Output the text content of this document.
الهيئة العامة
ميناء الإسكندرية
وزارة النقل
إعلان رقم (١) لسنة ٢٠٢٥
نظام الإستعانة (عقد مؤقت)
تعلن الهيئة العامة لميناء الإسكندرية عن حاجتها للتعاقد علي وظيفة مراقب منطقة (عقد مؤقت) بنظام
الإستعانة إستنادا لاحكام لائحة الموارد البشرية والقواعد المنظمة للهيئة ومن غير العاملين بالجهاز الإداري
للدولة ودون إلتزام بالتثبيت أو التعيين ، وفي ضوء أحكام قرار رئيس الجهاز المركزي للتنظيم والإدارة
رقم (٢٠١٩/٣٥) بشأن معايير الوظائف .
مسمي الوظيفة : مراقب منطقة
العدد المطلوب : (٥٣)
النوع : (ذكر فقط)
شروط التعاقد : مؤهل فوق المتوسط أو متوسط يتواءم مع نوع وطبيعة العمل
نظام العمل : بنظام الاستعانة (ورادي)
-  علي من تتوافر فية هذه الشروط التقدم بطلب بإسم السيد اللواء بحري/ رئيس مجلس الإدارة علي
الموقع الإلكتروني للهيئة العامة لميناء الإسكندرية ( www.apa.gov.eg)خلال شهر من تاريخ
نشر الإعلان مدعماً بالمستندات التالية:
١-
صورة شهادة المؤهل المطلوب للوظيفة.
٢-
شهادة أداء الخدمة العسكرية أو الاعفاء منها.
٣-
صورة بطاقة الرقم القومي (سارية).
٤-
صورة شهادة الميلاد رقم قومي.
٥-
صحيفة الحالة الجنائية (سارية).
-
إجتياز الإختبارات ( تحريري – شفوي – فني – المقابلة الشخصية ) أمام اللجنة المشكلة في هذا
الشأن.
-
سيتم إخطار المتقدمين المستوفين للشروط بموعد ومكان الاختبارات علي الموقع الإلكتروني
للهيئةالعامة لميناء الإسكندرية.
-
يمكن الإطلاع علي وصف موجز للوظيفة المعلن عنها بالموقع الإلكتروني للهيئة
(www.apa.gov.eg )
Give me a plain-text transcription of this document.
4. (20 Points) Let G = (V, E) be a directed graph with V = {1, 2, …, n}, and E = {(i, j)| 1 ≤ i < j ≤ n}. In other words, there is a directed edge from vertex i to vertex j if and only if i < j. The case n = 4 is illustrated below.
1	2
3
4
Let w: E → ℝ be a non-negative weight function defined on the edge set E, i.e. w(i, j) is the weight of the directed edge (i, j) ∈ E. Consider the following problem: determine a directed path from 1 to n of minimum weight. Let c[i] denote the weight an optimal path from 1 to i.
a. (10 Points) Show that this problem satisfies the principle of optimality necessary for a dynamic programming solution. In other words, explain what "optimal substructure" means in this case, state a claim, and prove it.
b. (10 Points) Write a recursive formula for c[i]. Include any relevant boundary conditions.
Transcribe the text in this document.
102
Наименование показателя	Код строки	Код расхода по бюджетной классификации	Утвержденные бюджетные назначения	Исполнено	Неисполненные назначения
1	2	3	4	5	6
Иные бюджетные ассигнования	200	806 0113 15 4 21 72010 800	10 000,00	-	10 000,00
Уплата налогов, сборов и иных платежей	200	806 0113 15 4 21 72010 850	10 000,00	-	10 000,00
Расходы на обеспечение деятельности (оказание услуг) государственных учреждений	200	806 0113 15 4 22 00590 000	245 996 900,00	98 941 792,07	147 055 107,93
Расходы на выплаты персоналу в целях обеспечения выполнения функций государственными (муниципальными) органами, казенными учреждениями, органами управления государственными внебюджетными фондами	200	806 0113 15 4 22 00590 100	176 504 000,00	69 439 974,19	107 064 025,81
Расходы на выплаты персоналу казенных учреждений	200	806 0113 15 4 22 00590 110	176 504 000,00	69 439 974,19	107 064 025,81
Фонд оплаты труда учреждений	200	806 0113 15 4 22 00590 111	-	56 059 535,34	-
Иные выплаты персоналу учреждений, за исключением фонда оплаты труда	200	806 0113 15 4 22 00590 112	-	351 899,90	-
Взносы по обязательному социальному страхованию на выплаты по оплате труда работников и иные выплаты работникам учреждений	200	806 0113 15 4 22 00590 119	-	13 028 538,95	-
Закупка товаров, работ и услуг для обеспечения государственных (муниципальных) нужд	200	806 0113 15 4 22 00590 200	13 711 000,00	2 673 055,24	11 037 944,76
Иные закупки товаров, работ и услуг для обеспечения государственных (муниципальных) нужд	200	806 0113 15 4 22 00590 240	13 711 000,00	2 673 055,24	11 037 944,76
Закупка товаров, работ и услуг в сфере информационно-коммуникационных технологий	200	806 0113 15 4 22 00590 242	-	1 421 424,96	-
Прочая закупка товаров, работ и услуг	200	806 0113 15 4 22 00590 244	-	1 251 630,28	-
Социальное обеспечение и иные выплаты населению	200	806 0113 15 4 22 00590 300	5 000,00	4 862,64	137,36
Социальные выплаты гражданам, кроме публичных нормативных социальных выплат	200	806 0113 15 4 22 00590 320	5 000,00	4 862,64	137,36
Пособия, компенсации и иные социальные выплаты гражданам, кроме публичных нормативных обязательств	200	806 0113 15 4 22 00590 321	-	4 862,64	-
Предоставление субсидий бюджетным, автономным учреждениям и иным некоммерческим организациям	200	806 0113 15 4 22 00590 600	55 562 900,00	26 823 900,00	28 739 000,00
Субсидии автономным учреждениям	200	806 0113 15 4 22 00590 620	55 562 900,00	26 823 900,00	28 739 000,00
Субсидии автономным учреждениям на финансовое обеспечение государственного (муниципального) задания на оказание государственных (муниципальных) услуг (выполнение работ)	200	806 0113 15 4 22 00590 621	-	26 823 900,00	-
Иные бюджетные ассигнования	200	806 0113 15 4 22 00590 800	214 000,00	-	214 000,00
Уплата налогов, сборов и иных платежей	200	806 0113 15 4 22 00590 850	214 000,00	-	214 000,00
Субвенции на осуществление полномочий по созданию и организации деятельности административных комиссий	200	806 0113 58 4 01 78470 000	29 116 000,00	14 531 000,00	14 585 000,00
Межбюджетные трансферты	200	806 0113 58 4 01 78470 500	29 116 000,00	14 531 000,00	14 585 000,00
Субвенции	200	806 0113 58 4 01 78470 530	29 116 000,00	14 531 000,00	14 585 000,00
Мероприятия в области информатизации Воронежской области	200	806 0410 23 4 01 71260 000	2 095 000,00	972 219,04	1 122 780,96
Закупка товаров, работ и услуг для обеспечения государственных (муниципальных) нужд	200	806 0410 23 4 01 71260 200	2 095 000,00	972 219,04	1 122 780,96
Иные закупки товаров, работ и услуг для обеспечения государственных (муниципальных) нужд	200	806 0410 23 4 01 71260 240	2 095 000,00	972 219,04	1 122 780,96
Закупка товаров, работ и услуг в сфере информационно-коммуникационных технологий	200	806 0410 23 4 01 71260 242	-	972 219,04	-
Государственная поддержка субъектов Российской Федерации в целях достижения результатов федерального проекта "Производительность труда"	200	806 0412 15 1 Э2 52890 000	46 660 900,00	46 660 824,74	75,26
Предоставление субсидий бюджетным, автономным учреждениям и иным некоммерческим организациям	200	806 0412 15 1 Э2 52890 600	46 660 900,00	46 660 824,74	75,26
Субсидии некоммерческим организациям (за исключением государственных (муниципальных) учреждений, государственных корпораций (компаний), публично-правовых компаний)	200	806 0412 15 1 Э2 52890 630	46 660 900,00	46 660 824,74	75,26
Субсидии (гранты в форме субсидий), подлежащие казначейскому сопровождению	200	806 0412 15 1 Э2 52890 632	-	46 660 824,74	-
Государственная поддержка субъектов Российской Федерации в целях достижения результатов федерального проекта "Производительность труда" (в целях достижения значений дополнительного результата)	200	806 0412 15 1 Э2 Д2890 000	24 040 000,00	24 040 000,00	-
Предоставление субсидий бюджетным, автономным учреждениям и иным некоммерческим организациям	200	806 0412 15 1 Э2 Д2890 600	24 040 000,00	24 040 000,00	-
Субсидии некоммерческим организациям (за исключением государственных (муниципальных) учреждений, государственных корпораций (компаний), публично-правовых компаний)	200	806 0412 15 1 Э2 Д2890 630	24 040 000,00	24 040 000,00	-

+===+

Given instruction: Take every line above carrying "иным" and return it.

Solved problem:
Предоставление субсидий бюджетным, автономным учреждениям и иным некоммерческим организациям	200	806 0113 15 4 22 00590 600	55 562 900,00	26 823 900,00	28 739 000,00
Предоставление субсидий бюджетным, автономным учреждениям и иным некоммерческим организациям	200	806 0412 15 1 Э2 52890 600	46 660 900,00	46 660 824,74	75,26
Предоставление субсидий бюджетным, автономным учреждениям и иным некоммерческим организациям	200	806 0412 15 1 Э2 Д2890 600	24 040 000,00	24 040 000,00	-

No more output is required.